_Lista de exercícios_
1) Modifique o trecho da entrevista com Alcione que vai de "A Alcione atua" até "e de cantar.", trocando "música" por "canção".
2) Segundo a entrevista com Alcione, quem lhe deu o apelido "marrom"?
3) Prossiga com a entrevista com Alcione a partir do ponto em que o texto termina.

_Excerto do texto_
────────────────

A Alcione atua em muitos países onde o público não compreende português. Ainda assim, consegue transmitir emoções às pessoas. É bonito, não é?
Muito! A música tem essa força, a música pode fazer esse milagre. A pessoa pode nem entender a tua língua, mas sabe que é algo que toca profundamente. É por isso que eu gosto da música e de cantar.

É conhecida também como ‘marrom’. Pode-nos contar o porquê dessa história?
Eu fiz uma viagem ao Nordeste com dois atores que são meus amigos – que até já faleceram – e eles chamavam-me de ‘marrom’, por causa da minha cor. A partir daí ficaram a chamar-me esse nome para sempre. Agradeço muito ao Costa e ao Rogério, foram eles que me apelidaram.

Qual é o segredo para uma carreira de tanto sucesso?
Acho que é o facto de ter um compromisso com o público. Temos de levar a sério aquilo que fazemos. Gosto muito do que faço e acho sério aquilo que faço. Cantar é algo que adoro. Fazer com que tenhamos credibilidade junto ao nosso público, é muito importante.  

Como é poder sentir o amor do público que a acompanha há tanto tempo?
É muito, muito, bom. Esse amor não se encontra em qualquer lugar, só no público. Conseguimos conquistá-los, uma coisa de alma para alma, de coração para coração. É muito bonito. 

‘Tijolo por Tijolo’ reflete um pouco da sua vida?
É verdade. [risos]

O português é um público muito exigente. Quando gosta de alguém gosta mesmo muito. Eu tive essa sorte

Porquê?

────────────────

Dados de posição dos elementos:
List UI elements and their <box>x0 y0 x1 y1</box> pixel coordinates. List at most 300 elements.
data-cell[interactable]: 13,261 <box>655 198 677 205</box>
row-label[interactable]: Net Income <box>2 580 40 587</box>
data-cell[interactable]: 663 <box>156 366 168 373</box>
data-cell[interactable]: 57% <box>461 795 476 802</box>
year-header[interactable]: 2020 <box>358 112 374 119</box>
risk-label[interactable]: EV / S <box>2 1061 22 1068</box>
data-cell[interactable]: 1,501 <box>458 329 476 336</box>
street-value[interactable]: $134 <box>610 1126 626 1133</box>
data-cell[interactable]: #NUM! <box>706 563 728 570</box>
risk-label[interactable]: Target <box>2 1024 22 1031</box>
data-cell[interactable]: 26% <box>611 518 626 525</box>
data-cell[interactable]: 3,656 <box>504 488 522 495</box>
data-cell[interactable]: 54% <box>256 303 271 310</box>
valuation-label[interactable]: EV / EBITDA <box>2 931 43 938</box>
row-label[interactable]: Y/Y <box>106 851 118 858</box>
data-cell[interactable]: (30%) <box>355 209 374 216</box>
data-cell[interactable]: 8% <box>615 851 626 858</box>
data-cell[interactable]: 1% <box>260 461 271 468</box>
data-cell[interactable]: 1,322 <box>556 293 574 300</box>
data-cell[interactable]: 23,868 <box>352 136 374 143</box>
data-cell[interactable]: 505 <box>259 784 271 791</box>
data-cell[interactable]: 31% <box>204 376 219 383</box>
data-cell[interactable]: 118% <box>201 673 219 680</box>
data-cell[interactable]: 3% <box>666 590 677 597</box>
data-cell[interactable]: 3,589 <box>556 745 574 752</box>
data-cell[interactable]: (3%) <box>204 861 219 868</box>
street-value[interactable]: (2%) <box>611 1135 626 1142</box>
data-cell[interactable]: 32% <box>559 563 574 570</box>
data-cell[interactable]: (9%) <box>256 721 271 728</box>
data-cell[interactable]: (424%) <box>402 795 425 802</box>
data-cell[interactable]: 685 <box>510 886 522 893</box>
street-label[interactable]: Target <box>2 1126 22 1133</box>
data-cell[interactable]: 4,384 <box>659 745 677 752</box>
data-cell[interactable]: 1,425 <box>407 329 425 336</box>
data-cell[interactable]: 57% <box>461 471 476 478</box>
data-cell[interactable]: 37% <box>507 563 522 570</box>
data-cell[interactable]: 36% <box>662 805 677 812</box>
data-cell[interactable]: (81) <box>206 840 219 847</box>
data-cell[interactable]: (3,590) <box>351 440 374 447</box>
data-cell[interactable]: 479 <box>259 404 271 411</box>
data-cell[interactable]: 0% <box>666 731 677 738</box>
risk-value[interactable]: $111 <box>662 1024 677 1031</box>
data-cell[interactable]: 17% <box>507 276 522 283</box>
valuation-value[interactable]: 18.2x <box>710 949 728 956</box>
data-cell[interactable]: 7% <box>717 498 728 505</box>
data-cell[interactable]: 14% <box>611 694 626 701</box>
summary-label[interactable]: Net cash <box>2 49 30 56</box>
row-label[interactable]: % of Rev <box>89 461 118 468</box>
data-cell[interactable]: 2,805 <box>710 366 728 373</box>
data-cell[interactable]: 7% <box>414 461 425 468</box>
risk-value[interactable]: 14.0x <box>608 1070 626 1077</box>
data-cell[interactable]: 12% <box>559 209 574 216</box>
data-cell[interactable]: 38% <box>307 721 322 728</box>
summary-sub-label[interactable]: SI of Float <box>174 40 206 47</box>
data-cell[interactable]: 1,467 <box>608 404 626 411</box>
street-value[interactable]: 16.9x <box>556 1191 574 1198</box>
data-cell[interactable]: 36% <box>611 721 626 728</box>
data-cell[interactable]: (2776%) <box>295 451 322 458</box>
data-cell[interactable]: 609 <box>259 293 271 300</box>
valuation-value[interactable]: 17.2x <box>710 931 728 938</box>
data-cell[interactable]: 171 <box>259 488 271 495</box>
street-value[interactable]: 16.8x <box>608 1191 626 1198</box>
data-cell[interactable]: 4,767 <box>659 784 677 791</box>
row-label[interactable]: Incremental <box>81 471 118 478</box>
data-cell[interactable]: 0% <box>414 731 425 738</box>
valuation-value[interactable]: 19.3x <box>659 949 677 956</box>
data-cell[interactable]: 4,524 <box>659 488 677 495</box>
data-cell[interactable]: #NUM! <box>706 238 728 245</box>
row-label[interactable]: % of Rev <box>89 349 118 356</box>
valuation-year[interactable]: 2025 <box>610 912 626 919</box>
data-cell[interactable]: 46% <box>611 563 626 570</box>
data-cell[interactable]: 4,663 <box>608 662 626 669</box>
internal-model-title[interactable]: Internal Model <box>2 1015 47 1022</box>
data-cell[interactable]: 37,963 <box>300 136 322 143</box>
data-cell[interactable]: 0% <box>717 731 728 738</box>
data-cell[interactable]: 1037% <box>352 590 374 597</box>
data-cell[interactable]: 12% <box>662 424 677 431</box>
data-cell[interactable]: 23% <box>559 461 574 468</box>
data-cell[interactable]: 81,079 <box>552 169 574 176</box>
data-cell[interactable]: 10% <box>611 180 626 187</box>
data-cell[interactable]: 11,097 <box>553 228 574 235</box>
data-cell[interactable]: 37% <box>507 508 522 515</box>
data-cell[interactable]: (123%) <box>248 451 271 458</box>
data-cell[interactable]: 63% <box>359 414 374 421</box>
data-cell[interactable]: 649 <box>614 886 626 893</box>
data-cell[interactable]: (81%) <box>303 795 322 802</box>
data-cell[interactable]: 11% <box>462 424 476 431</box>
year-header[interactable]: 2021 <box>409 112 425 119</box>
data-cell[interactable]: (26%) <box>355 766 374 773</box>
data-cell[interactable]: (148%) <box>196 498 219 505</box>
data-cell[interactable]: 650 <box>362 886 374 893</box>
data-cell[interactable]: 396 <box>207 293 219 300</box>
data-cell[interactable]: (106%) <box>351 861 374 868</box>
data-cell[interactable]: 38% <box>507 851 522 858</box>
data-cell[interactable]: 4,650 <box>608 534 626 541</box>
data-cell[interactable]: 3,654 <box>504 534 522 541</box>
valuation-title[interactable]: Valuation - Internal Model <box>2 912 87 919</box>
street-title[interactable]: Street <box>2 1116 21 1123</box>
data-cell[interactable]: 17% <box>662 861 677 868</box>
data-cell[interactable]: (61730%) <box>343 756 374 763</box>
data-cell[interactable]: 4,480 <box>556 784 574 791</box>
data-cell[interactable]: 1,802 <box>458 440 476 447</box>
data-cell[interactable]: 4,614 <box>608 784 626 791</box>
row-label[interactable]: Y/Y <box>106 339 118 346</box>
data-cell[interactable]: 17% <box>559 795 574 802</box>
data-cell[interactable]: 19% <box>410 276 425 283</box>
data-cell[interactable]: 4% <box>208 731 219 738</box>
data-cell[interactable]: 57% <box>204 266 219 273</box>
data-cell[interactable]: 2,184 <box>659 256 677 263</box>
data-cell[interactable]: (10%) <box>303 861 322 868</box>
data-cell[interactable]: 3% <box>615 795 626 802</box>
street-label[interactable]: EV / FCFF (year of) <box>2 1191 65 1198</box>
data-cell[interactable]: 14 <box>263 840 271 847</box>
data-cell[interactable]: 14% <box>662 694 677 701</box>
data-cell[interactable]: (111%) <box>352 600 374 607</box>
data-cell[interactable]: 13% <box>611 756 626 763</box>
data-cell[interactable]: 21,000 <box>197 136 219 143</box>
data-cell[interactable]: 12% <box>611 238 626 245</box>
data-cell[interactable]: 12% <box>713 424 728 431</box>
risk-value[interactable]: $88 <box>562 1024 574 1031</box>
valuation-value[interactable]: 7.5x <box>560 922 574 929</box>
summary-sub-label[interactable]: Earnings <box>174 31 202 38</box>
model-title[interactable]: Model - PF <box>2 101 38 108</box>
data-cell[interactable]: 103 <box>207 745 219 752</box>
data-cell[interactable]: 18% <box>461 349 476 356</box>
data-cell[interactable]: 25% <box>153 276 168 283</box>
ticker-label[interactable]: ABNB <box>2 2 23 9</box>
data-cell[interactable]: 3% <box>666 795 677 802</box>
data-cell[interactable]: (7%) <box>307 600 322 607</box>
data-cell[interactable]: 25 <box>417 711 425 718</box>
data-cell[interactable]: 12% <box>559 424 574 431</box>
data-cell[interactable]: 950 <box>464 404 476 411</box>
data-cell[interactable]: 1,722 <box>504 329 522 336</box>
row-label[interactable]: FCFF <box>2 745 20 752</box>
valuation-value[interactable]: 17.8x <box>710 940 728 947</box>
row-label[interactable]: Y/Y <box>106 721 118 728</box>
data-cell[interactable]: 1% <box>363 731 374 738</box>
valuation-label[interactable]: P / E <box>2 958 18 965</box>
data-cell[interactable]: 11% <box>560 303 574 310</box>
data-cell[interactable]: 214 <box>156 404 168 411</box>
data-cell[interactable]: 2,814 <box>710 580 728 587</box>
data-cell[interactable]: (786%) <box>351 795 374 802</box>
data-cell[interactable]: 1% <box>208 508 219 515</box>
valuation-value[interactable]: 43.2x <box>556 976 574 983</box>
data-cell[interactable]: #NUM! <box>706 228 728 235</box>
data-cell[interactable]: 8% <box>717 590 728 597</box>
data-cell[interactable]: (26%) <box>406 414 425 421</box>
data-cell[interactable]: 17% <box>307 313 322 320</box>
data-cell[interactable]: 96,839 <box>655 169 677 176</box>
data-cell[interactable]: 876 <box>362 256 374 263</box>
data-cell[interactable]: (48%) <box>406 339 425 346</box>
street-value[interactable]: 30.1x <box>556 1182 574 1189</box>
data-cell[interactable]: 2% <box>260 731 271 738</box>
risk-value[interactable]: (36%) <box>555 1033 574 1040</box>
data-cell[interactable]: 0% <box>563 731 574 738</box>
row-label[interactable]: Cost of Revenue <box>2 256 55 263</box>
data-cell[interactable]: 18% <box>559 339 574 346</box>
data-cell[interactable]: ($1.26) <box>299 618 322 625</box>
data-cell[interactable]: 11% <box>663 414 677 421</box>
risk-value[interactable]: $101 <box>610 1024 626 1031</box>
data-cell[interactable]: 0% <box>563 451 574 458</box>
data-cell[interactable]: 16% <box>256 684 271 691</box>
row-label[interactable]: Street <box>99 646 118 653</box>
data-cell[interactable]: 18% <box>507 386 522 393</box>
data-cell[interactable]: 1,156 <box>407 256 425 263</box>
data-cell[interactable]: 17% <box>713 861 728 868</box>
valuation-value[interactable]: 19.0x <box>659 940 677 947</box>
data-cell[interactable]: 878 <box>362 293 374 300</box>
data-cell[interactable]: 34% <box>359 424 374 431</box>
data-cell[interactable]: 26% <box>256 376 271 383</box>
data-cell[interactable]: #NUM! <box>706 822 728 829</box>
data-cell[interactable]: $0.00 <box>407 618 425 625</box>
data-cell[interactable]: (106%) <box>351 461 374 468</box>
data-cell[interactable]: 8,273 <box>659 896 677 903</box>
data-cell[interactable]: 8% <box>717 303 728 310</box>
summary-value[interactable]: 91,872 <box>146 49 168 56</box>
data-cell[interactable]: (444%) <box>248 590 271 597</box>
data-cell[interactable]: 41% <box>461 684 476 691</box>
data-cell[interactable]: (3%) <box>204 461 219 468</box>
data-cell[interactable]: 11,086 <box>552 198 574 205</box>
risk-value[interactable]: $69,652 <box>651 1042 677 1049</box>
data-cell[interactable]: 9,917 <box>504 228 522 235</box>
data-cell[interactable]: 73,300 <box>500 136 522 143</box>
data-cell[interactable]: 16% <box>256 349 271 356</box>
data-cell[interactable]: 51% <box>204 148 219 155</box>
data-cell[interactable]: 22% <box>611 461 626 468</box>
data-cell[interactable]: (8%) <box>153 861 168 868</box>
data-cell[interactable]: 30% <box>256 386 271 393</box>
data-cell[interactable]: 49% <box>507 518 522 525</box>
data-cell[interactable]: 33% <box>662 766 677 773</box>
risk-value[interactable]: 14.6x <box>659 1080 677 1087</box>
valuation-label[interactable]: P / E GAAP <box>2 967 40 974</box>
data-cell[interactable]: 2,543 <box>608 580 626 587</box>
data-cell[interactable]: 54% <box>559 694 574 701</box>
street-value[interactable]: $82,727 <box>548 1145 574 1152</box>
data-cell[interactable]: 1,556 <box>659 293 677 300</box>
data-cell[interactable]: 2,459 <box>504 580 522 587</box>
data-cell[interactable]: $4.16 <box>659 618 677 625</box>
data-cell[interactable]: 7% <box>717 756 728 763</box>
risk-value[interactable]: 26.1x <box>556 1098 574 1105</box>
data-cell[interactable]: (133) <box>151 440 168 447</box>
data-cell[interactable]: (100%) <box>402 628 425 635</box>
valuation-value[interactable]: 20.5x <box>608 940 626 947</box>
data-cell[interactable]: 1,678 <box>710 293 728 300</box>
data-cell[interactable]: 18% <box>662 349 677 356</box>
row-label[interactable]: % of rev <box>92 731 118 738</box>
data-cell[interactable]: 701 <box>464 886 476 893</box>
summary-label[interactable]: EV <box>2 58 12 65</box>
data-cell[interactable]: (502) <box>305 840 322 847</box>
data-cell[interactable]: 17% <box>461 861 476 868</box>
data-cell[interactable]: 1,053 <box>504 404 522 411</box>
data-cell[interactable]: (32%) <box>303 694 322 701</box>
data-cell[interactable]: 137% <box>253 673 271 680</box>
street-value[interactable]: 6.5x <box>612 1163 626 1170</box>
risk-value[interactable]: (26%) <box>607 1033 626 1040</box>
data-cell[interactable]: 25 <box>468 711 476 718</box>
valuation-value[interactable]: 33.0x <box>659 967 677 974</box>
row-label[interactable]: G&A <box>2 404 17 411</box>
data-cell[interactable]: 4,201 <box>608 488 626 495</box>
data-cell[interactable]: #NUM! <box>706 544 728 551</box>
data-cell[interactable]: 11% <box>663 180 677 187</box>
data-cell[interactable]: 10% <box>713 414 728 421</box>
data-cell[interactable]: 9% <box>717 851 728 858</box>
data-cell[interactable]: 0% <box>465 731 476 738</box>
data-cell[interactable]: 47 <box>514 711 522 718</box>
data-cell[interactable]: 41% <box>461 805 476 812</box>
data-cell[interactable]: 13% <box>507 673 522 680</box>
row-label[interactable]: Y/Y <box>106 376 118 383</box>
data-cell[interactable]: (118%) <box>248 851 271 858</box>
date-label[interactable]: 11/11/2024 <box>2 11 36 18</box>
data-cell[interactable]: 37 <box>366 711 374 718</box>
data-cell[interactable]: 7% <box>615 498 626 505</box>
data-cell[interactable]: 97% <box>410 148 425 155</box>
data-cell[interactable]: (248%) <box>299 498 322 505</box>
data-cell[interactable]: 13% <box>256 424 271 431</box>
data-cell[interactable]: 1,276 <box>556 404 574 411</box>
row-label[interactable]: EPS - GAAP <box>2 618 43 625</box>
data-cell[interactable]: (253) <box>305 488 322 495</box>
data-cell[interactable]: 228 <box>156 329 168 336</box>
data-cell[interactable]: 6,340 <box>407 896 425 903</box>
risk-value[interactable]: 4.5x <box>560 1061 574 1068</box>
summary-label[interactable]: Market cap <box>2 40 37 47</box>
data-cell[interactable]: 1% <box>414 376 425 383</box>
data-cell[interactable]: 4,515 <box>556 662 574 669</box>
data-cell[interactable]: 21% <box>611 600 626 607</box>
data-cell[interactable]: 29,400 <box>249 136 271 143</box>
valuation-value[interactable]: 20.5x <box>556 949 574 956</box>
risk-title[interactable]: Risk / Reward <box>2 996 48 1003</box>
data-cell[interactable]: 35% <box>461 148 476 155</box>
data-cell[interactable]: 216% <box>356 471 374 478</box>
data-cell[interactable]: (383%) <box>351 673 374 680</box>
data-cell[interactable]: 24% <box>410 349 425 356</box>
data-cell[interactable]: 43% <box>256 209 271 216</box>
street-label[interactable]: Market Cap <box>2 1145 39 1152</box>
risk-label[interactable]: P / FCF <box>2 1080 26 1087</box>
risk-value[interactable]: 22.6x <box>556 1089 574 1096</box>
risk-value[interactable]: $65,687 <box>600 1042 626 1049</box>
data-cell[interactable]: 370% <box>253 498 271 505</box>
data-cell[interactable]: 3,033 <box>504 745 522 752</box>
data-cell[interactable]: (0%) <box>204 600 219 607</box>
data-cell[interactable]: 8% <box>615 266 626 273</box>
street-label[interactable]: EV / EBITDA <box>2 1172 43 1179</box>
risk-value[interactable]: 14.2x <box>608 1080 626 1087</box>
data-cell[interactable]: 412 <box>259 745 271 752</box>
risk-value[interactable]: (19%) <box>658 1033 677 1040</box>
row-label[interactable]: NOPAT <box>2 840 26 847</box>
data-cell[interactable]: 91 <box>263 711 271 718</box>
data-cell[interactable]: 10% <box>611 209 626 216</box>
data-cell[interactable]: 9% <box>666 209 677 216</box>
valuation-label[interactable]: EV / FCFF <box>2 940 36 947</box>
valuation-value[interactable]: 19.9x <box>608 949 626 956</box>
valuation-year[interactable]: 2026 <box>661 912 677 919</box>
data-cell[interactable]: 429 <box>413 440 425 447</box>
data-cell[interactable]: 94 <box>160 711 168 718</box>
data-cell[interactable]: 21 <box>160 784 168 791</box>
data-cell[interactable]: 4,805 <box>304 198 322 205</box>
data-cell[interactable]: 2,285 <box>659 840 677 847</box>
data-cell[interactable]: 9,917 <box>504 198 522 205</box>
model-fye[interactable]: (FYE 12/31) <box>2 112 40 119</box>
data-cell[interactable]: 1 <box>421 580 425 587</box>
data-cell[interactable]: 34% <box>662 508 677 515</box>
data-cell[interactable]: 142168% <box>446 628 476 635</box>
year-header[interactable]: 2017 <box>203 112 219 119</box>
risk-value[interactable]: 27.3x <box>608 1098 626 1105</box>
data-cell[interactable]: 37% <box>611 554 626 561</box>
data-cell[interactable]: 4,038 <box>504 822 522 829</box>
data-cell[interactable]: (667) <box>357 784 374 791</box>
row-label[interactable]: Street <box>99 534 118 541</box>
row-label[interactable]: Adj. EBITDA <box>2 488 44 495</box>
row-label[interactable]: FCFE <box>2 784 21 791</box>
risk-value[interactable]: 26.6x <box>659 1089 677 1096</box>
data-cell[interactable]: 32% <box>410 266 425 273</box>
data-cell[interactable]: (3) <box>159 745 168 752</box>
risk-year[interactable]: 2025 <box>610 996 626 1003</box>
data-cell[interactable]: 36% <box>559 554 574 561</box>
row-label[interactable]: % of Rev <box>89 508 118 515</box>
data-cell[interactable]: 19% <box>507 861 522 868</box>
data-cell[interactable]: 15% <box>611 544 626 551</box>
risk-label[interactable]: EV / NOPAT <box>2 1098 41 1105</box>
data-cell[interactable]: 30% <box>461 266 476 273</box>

────────────────

_Respostas por exercício_
1)
A Alcione atua em muitos países onde o público não compreende português. Ainda assim, consegue transmitir emoções às pessoas. É bonito, não é?
Muito! A canção tem essa força, a canção pode fazer esse milagre. A pessoa pode nem entender a tua língua, mas sabe que é algo que toca profundamente. É por isso que eu gosto da canção e de cantar.

2) Foram os amigos atores Costa e Rogério.

3)
Porque “Mesmo que o mundo desabe na minha cabeça / Deixando em destroços minha construção / Enxugo meus olhos, recolho meus cacos / Me entrego de fato à minha oração / Pois de tudo posso em quem me fortalece / Há sempre um alguém p’ra lhe estender a mão / A vida é dura feito rapadura / Criatura, a vida é doce, mas não é mole não / É pôr a mão na massa e começar de novo / Tijolo por tijolo eu vou quebrando pedra” [diz, cantando]… É isto que eu penso e sou.

Está a celebrar 50 anos de carreira… Continua a sentir o peso da responsabilidade de entregar ao público algo que ele adore e se identifique?
Com certeza. Sempre será uma responsabilidade e obrigação do artista entregar ao seu público aquilo que ele quer.

Quando falamos de si, associamos muito ao empoderamento feminino. Adquiriu isso com a sua mãe. Pode contar-nos como isso aconteceu?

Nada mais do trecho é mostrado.